[Stored data]
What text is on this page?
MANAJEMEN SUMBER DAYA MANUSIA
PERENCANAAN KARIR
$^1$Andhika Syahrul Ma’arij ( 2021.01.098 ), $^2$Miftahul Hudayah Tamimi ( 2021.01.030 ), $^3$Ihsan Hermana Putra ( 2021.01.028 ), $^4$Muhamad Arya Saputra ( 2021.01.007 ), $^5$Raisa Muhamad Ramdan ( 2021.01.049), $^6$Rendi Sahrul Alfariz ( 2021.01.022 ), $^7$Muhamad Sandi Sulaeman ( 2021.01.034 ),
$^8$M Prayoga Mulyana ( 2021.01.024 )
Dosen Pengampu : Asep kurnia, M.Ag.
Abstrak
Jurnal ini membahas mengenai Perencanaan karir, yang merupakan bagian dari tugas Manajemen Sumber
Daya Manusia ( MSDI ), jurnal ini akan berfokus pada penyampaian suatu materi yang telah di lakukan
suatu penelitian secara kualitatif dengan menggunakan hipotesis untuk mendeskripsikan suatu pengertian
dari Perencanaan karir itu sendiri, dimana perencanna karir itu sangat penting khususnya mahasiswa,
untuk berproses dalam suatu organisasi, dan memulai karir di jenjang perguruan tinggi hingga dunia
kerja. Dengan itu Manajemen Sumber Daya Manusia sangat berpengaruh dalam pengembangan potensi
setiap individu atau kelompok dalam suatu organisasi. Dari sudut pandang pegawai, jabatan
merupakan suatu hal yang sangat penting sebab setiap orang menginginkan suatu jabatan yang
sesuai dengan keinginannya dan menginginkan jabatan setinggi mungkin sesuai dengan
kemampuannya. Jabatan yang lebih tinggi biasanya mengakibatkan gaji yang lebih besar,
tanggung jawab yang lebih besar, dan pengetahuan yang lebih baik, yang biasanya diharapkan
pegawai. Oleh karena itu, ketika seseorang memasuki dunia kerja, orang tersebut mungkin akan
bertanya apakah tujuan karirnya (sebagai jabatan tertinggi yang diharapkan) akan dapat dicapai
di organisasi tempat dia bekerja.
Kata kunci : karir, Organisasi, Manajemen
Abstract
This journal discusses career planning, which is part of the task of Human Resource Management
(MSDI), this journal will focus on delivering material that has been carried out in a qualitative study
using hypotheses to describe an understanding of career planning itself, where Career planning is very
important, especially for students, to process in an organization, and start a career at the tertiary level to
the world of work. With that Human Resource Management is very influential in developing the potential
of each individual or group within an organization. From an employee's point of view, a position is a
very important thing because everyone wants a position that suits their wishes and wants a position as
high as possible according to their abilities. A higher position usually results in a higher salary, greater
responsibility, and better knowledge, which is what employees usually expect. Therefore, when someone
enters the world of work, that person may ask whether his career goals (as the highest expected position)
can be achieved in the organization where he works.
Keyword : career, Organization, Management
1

**GIVEN TASK:** Print out the whole listing exactly as it appears.

**SOLUTION:**
What text is on this page?
MANAJEMEN SUMBER DAYA MANUSIA
PERENCANAAN KARIR
$^1$Andhika Syahrul Ma’arij ( 2021.01.098 ), $^2$Miftahul Hudayah Tamimi ( 2021.01.030 ), $^3$Ihsan Hermana Putra ( 2021.01.028 ), $^4$Muhamad Arya Saputra ( 2021.01.007 ), $^5$Raisa Muhamad Ramdan ( 2021.01.049), $^6$Rendi Sahrul Alfariz ( 2021.01.022 ), $^7$Muhamad Sandi Sulaeman ( 2021.01.034 ),
$^8$M Prayoga Mulyana ( 2021.01.024 )
Dosen Pengampu : Asep kurnia, M.Ag.
Abstrak
Jurnal ini membahas mengenai Perencanaan karir, yang merupakan bagian dari tugas Manajemen Sumber
Daya Manusia ( MSDI ), jurnal ini akan berfokus pada penyampaian suatu materi yang telah di lakukan
suatu penelitian secara kualitatif dengan menggunakan hipotesis untuk mendeskripsikan suatu pengertian
dari Perencanaan karir itu sendiri, dimana perencanna karir itu sangat penting khususnya mahasiswa,
untuk berproses dalam suatu organisasi, dan memulai karir di jenjang perguruan tinggi hingga dunia
kerja. Dengan itu Manajemen Sumber Daya Manusia sangat berpengaruh dalam pengembangan potensi
setiap individu atau kelompok dalam suatu organisasi. Dari sudut pandang pegawai, jabatan
merupakan suatu hal yang sangat penting sebab setiap orang menginginkan suatu jabatan yang
sesuai dengan keinginannya dan menginginkan jabatan setinggi mungkin sesuai dengan
kemampuannya. Jabatan yang lebih tinggi biasanya mengakibatkan gaji yang lebih besar,
tanggung jawab yang lebih besar, dan pengetahuan yang lebih baik, yang biasanya diharapkan
pegawai. Oleh karena itu, ketika seseorang memasuki dunia kerja, orang tersebut mungkin akan
bertanya apakah tujuan karirnya (sebagai jabatan tertinggi yang diharapkan) akan dapat dicapai
di organisasi tempat dia bekerja.
Kata kunci : karir, Organisasi, Manajemen
Abstract
This journal discusses career planning, which is part of the task of Human Resource Management
(MSDI), this journal will focus on delivering material that has been carried out in a qualitative study
using hypotheses to describe an understanding of career planning itself, where Career planning is very
important, especially for students, to process in an organization, and start a career at the tertiary level to
the world of work. With that Human Resource Management is very influential in developing the potential
of each individual or group within an organization. From an employee's point of view, a position is a
very important thing because everyone wants a position that suits their wishes and wants a position as
high as possible according to their abilities. A higher position usually results in a higher salary, greater
responsibility, and better knowledge, which is what employees usually expect. Therefore, when someone
enters the world of work, that person may ask whether his career goals (as the highest expected position)
can be achieved in the organization where he works.
Keyword : career, Organization, Management
1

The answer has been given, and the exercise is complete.